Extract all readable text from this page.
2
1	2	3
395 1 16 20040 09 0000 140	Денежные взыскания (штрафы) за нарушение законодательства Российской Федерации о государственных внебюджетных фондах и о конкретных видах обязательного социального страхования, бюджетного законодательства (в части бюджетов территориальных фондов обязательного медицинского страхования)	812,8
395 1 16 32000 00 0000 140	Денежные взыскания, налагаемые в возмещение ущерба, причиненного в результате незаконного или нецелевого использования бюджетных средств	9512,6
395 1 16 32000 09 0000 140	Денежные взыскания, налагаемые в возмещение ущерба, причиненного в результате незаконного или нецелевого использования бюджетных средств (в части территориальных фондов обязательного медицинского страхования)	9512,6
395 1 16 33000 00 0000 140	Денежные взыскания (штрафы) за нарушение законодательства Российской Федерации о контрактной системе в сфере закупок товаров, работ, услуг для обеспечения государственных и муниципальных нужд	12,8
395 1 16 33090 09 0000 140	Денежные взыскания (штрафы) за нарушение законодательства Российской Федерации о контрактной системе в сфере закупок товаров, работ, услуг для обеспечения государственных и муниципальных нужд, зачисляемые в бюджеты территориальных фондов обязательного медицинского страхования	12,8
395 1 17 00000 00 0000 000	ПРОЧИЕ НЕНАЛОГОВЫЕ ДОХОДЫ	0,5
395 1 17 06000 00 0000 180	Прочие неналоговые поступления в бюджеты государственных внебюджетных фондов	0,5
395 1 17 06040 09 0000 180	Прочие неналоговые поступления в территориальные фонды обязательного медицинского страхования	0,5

Aim of the exercise:
Search the records for the word "результате". Copy every line that has it.

Task solution:
395 1 16 32000 00 0000 140	Денежные взыскания, налагаемые в возмещение ущерба, причиненного в результате незаконного или нецелевого использования бюджетных средств	9512,6
395 1 16 32000 09 0000 140	Денежные взыскания, налагаемые в возмещение ущерба, причиненного в результате незаконного или нецелевого использования бюджетных средств (в части территориальных фондов обязательного медицинского страхования)	9512,6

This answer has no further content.